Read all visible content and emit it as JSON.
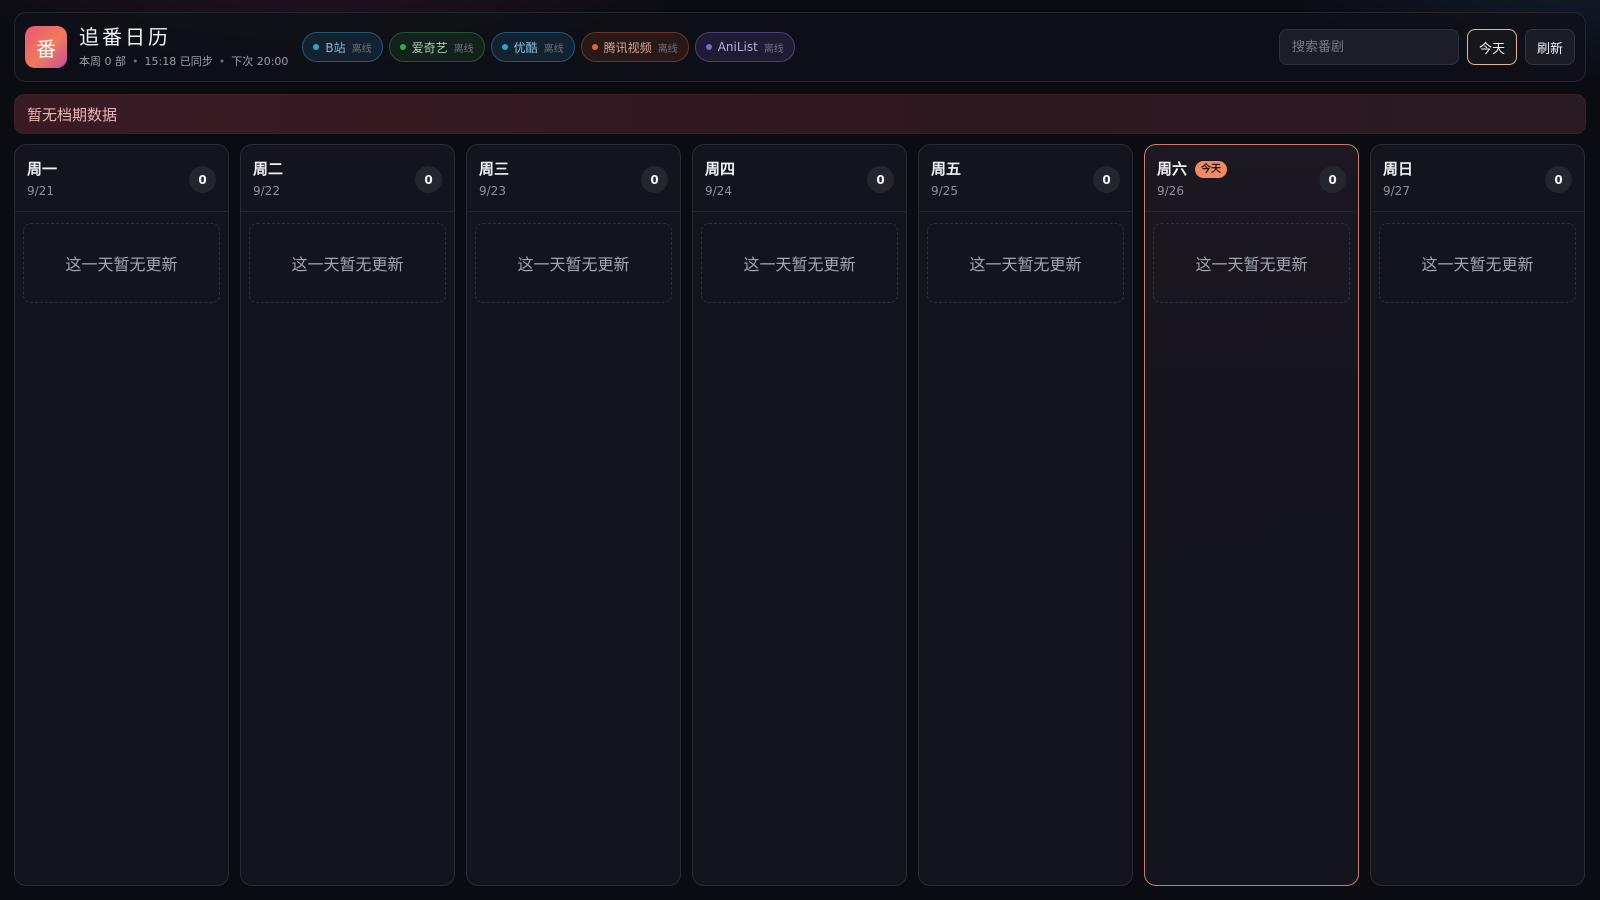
{
  "header": {
    "logo_char": "番",
    "title": "追番日历",
    "meta": {
      "week_count": "本周 0 部",
      "synced": "15:18 已同步",
      "next": "下次 20:00"
    },
    "sources": [
      {
        "name": "B站",
        "status": "离线"
      },
      {
        "name": "爱奇艺",
        "status": "离线"
      },
      {
        "name": "优酷",
        "status": "离线"
      },
      {
        "name": "腾讯视频",
        "status": "离线"
      },
      {
        "name": "AniList",
        "status": "离线"
      }
    ],
    "search": {
      "placeholder": "搜索番剧",
      "value": ""
    },
    "today_label": "今天",
    "refresh_label": "刷新"
  },
  "notice": "暂无档期数据",
  "today_badge": "今天",
  "days": [
    {
      "name": "周一",
      "date": "9/21",
      "count": "0",
      "empty": "这一天暂无更新"
    },
    {
      "name": "周二",
      "date": "9/22",
      "count": "0",
      "empty": "这一天暂无更新"
    },
    {
      "name": "周三",
      "date": "9/23",
      "count": "0",
      "empty": "这一天暂无更新"
    },
    {
      "name": "周四",
      "date": "9/24",
      "count": "0",
      "empty": "这一天暂无更新"
    },
    {
      "name": "周五",
      "date": "9/25",
      "count": "0",
      "empty": "这一天暂无更新"
    },
    {
      "name": "周六",
      "date": "9/26",
      "count": "0",
      "empty": "这一天暂无更新"
    },
    {
      "name": "周日",
      "date": "9/27",
      "count": "0",
      "empty": "这一天暂无更新"
    }
  ],
  "colors": {
    "accent": "#f08a63",
    "today_border": "#c87e6a",
    "notice_text": "#eab5b5",
    "bilibili": "#2aa4d0",
    "iqiyi": "#29b24a",
    "youku": "#23a6dc",
    "tencent": "#e4633c",
    "anilist": "#7b68d4"
  }
}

-.-.-

§ Exercise aim: Output each line exactly; omit every picture.

§ Finished exercise:
Read all visible content and emit it as JSON.
{
  "header": {
    "logo_char": "番",
    "title": "追番日历",
    "meta": {
      "week_count": "本周 0 部",
      "synced": "15:18 已同步",
      "next": "下次 20:00"
    },
    "sources": [
      {
        "name": "B站",
        "status": "离线"
      },
      {
        "name": "爱奇艺",
        "status": "离线"
      },
      {
        "name": "优酷",
        "status": "离线"
      },
      {
        "name": "腾讯视频",
        "status": "离线"
      },
      {
        "name": "AniList",
        "status": "离线"
      }
    ],
    "search": {
      "placeholder": "搜索番剧",
      "value": ""
    },
    "today_label": "今天",
    "refresh_label": "刷新"
  },
  "notice": "暂无档期数据",
  "today_badge": "今天",
  "days": [
    {
      "name": "周一",
      "date": "9/21",
      "count": "0",
      "empty": "这一天暂无更新"
    },
    {
      "name": "周二",
      "date": "9/22",
      "count": "0",
      "empty": "这一天暂无更新"
    },
    {
      "name": "周三",
      "date": "9/23",
      "count": "0",
      "empty": "这一天暂无更新"
    },
    {
      "name": "周四",
      "date": "9/24",
      "count": "0",
      "empty": "这一天暂无更新"
    },
    {
      "name": "周五",
      "date": "9/25",
      "count": "0",
      "empty": "这一天暂无更新"
    },
    {
      "name": "周六",
      "date": "9/26",
      "count": "0",
      "empty": "这一天暂无更新"
    },
    {
      "name": "周日",
      "date": "9/27",
      "count": "0",
      "empty": "这一天暂无更新"
    }
  ],
  "colors": {
    "accent": "#f08a63",
    "today_border": "#c87e6a",
    "notice_text": "#eab5b5",
    "bilibili": "#2aa4d0",
    "iqiyi": "#29b24a",
    "youku": "#23a6dc",
    "tencent": "#e4633c",
    "anilist": "#7b68d4"
  }
}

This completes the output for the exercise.